WHAT YOU NEED TO DO:
Lines that hold the word "sociala" should be located and copied.

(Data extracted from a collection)

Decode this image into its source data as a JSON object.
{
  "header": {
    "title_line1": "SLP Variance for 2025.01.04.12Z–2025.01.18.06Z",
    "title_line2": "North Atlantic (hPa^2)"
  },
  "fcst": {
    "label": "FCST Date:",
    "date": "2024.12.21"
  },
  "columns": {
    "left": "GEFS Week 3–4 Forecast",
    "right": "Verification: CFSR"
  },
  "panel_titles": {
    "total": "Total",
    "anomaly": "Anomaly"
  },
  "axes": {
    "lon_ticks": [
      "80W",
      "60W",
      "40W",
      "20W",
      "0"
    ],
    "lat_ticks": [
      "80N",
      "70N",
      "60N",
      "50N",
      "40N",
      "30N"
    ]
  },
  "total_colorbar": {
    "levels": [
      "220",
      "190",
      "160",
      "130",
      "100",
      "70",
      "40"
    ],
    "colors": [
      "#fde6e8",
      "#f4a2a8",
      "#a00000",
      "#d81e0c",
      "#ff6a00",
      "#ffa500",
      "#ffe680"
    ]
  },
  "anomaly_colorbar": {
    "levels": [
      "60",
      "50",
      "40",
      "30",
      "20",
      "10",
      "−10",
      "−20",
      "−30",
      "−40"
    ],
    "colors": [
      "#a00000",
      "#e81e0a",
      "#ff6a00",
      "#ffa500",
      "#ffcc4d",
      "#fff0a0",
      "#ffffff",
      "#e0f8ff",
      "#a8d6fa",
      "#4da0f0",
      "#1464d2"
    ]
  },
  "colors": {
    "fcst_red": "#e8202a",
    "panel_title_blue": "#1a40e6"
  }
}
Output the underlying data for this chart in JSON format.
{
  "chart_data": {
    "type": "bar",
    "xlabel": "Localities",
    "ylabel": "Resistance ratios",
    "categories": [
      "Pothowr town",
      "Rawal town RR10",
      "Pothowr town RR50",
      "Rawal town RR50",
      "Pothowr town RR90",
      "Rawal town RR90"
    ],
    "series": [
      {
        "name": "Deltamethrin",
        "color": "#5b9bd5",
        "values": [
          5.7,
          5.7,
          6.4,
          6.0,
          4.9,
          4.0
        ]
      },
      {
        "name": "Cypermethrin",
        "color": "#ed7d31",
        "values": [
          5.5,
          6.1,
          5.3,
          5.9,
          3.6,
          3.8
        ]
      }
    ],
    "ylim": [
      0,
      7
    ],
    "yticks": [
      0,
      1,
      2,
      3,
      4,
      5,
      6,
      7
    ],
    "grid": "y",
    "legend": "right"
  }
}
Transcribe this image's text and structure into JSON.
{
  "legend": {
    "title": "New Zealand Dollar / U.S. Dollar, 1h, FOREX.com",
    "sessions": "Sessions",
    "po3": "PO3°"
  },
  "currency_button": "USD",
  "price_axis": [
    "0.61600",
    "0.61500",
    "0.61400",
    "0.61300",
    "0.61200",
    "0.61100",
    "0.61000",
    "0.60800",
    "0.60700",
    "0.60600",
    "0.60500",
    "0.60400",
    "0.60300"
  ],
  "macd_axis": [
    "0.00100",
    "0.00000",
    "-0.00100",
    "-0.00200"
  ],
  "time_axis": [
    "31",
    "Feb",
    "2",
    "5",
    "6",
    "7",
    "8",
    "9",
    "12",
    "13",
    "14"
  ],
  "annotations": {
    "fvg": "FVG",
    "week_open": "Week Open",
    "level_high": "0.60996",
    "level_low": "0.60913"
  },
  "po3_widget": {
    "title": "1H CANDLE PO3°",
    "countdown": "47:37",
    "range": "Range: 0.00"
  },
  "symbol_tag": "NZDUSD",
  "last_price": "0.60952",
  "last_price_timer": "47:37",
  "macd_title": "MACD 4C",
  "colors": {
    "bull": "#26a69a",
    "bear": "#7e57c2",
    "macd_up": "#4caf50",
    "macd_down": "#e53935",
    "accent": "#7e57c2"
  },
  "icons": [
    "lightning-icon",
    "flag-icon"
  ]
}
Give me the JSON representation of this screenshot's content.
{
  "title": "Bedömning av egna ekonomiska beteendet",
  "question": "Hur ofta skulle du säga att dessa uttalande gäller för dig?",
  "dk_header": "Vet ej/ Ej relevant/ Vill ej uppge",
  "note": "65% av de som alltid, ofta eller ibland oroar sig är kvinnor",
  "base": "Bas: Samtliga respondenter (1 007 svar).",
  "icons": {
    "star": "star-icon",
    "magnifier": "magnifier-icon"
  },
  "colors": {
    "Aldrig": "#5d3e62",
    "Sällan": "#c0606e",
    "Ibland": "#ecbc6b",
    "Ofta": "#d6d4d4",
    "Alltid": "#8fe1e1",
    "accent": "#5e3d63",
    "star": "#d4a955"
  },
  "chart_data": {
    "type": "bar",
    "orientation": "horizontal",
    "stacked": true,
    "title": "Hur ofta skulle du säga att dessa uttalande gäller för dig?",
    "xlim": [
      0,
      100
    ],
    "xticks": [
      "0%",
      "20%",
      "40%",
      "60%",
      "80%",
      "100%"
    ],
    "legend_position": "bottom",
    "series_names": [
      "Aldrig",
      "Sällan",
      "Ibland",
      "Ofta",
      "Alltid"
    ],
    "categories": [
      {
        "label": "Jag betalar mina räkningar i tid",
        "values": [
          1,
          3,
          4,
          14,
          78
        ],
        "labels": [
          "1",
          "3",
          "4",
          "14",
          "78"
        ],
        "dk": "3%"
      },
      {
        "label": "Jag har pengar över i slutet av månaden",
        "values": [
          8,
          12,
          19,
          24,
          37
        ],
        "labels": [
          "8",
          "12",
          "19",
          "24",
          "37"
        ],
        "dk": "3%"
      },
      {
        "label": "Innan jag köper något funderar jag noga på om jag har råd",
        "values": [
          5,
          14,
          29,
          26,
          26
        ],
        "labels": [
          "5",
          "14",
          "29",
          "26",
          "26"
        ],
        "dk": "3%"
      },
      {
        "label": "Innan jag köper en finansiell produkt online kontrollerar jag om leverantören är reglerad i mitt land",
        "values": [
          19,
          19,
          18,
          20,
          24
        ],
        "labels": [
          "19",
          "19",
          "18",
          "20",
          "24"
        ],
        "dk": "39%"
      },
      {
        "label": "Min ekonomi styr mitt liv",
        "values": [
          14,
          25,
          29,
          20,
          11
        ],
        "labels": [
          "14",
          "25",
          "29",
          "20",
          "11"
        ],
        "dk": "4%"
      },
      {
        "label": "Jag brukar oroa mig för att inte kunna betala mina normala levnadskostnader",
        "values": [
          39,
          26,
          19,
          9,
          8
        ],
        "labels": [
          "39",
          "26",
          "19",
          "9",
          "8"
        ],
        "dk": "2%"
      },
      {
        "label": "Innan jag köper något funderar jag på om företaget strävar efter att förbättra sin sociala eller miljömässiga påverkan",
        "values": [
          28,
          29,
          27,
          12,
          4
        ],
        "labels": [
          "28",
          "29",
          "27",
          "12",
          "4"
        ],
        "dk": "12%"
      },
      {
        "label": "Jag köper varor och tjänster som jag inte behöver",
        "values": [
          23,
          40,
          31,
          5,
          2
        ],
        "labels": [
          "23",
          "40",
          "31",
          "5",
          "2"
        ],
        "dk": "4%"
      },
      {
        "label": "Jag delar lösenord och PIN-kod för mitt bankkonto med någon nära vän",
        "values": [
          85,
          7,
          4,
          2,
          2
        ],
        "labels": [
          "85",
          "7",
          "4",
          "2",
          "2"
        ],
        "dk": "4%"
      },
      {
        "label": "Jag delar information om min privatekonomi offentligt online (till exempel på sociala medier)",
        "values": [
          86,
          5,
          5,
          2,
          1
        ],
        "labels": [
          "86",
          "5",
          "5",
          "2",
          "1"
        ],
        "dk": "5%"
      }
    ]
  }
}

RESPONSE TO THIS EXERCISE:
        "label": "Innan jag köper något funderar jag på om företaget strävar efter att förbättra sin sociala eller miljömässiga påverkan",
        "label": "Jag delar information om min privatekonomi offentligt online (till exempel på sociala medier)",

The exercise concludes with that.